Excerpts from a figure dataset
>>
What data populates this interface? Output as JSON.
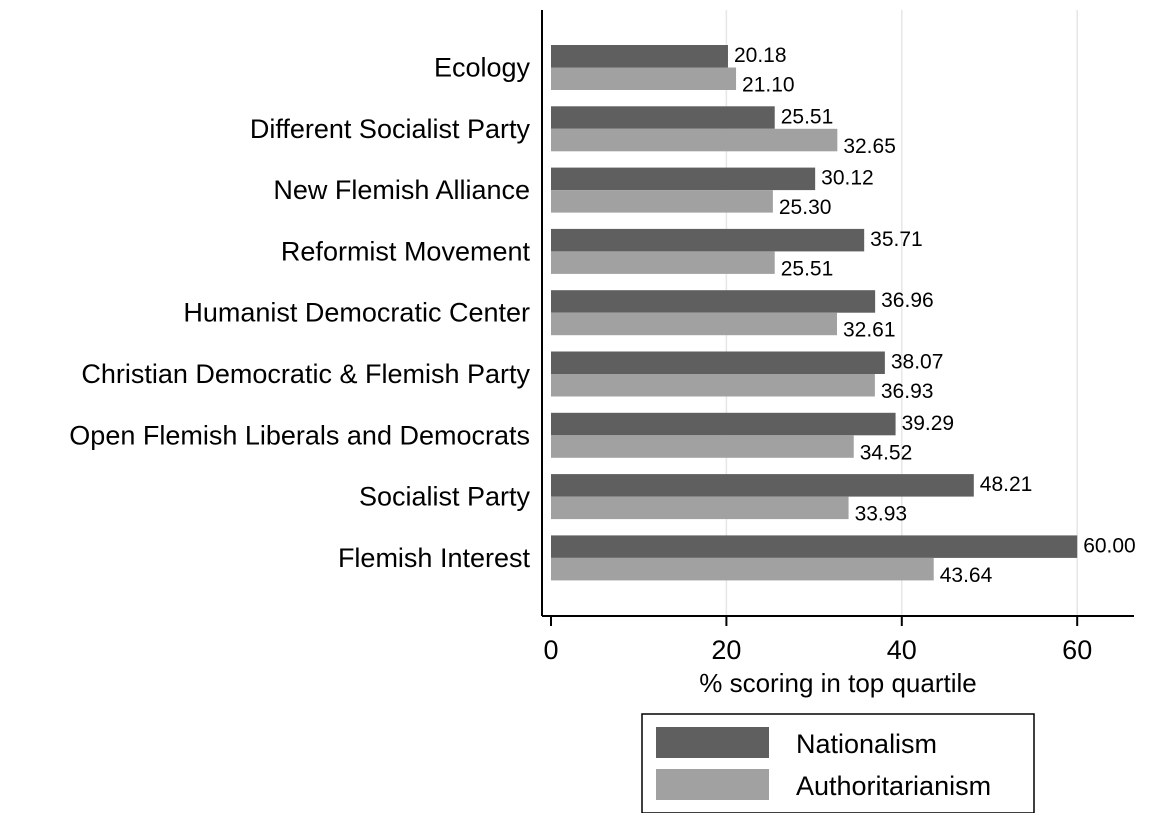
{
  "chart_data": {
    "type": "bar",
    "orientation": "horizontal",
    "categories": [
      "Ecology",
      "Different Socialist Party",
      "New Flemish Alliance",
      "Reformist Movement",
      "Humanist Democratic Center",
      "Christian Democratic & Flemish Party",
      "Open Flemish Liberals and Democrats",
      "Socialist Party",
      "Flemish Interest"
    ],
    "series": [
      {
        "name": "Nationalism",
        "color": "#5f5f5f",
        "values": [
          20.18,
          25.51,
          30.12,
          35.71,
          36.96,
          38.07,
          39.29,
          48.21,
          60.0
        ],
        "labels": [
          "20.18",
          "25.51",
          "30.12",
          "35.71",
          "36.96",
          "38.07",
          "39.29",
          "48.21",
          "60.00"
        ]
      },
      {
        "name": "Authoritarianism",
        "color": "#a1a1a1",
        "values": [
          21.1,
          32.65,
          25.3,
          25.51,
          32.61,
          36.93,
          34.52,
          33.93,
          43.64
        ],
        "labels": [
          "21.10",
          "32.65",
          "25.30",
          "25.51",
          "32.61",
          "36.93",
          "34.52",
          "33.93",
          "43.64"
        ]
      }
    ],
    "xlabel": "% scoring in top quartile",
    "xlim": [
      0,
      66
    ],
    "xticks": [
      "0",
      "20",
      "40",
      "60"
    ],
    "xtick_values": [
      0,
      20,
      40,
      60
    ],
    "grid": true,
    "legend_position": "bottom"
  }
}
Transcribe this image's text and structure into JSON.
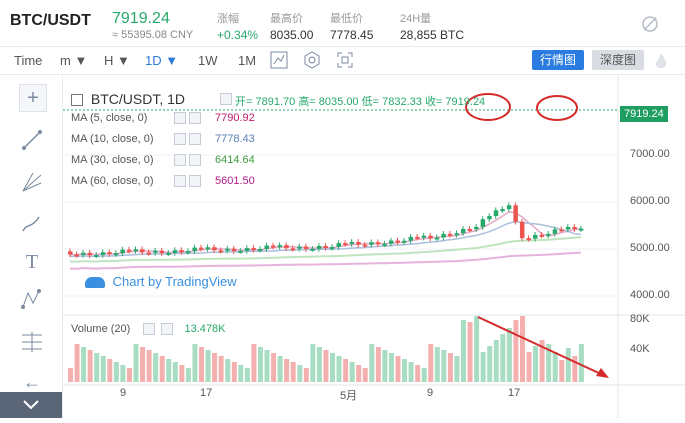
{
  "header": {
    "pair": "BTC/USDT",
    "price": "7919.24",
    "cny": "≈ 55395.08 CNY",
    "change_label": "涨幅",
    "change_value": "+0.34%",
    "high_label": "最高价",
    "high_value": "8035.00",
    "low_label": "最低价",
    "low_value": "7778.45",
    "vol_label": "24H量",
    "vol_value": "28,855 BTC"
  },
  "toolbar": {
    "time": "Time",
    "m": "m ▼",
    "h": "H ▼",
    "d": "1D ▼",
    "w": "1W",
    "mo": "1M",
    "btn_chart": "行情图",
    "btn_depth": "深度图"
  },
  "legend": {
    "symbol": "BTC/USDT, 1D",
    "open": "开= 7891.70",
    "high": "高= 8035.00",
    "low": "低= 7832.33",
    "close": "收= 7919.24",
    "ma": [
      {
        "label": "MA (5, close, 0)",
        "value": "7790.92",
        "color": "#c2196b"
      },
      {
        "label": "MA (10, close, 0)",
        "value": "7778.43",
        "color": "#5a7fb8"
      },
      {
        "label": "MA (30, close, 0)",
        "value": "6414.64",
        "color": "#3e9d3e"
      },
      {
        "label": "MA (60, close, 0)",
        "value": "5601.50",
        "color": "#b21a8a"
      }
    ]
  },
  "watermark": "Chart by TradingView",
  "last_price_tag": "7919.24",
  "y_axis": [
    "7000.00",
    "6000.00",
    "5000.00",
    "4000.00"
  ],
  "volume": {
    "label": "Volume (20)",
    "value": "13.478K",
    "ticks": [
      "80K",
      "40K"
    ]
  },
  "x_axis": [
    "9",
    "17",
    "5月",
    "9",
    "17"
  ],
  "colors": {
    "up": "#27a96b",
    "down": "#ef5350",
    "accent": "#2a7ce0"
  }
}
<<
**What is expected:** Copy the records above exactly, leaving out every picture.

**Output below:**
What data populates this interface? Output as JSON.
{
  "chart_data": {
    "type": "bar",
    "orientation": "horizontal",
    "categories": [
      "Ecology",
      "Different Socialist Party",
      "New Flemish Alliance",
      "Reformist Movement",
      "Humanist Democratic Center",
      "Christian Democratic & Flemish Party",
      "Open Flemish Liberals and Democrats",
      "Socialist Party",
      "Flemish Interest"
    ],
    "series": [
      {
        "name": "Nationalism",
        "color": "#5f5f5f",
        "values": [
          20.18,
          25.51,
          30.12,
          35.71,
          36.96,
          38.07,
          39.29,
          48.21,
          60.0
        ],
        "labels": [
          "20.18",
          "25.51",
          "30.12",
          "35.71",
          "36.96",
          "38.07",
          "39.29",
          "48.21",
          "60.00"
        ]
      },
      {
        "name": "Authoritarianism",
        "color": "#a1a1a1",
        "values": [
          21.1,
          32.65,
          25.3,
          25.51,
          32.61,
          36.93,
          34.52,
          33.93,
          43.64
        ],
        "labels": [
          "21.10",
          "32.65",
          "25.30",
          "25.51",
          "32.61",
          "36.93",
          "34.52",
          "33.93",
          "43.64"
        ]
      }
    ],
    "xlabel": "% scoring in top quartile",
    "xlim": [
      0,
      66
    ],
    "xticks": [
      "0",
      "20",
      "40",
      "60"
    ],
    "xtick_values": [
      0,
      20,
      40,
      60
    ],
    "grid": true,
    "legend_position": "bottom"
  }
}
Transcribe this image's text and structure into JSON.
{
  "header": {
    "pair": "BTC/USDT",
    "price": "7919.24",
    "cny": "≈ 55395.08 CNY",
    "change_label": "涨幅",
    "change_value": "+0.34%",
    "high_label": "最高价",
    "high_value": "8035.00",
    "low_label": "最低价",
    "low_value": "7778.45",
    "vol_label": "24H量",
    "vol_value": "28,855 BTC"
  },
  "toolbar": {
    "time": "Time",
    "m": "m ▼",
    "h": "H ▼",
    "d": "1D ▼",
    "w": "1W",
    "mo": "1M",
    "btn_chart": "行情图",
    "btn_depth": "深度图"
  },
  "legend": {
    "symbol": "BTC/USDT, 1D",
    "open": "开= 7891.70",
    "high": "高= 8035.00",
    "low": "低= 7832.33",
    "close": "收= 7919.24",
    "ma": [
      {
        "label": "MA (5, close, 0)",
        "value": "7790.92",
        "color": "#c2196b"
      },
      {
        "label": "MA (10, close, 0)",
        "value": "7778.43",
        "color": "#5a7fb8"
      },
      {
        "label": "MA (30, close, 0)",
        "value": "6414.64",
        "color": "#3e9d3e"
      },
      {
        "label": "MA (60, close, 0)",
        "value": "5601.50",
        "color": "#b21a8a"
      }
    ]
  },
  "watermark": "Chart by TradingView",
  "last_price_tag": "7919.24",
  "y_axis": [
    "7000.00",
    "6000.00",
    "5000.00",
    "4000.00"
  ],
  "volume": {
    "label": "Volume (20)",
    "value": "13.478K",
    "ticks": [
      "80K",
      "40K"
    ]
  },
  "x_axis": [
    "9",
    "17",
    "5月",
    "9",
    "17"
  ],
  "colors": {
    "up": "#27a96b",
    "down": "#ef5350",
    "accent": "#2a7ce0"
  }
}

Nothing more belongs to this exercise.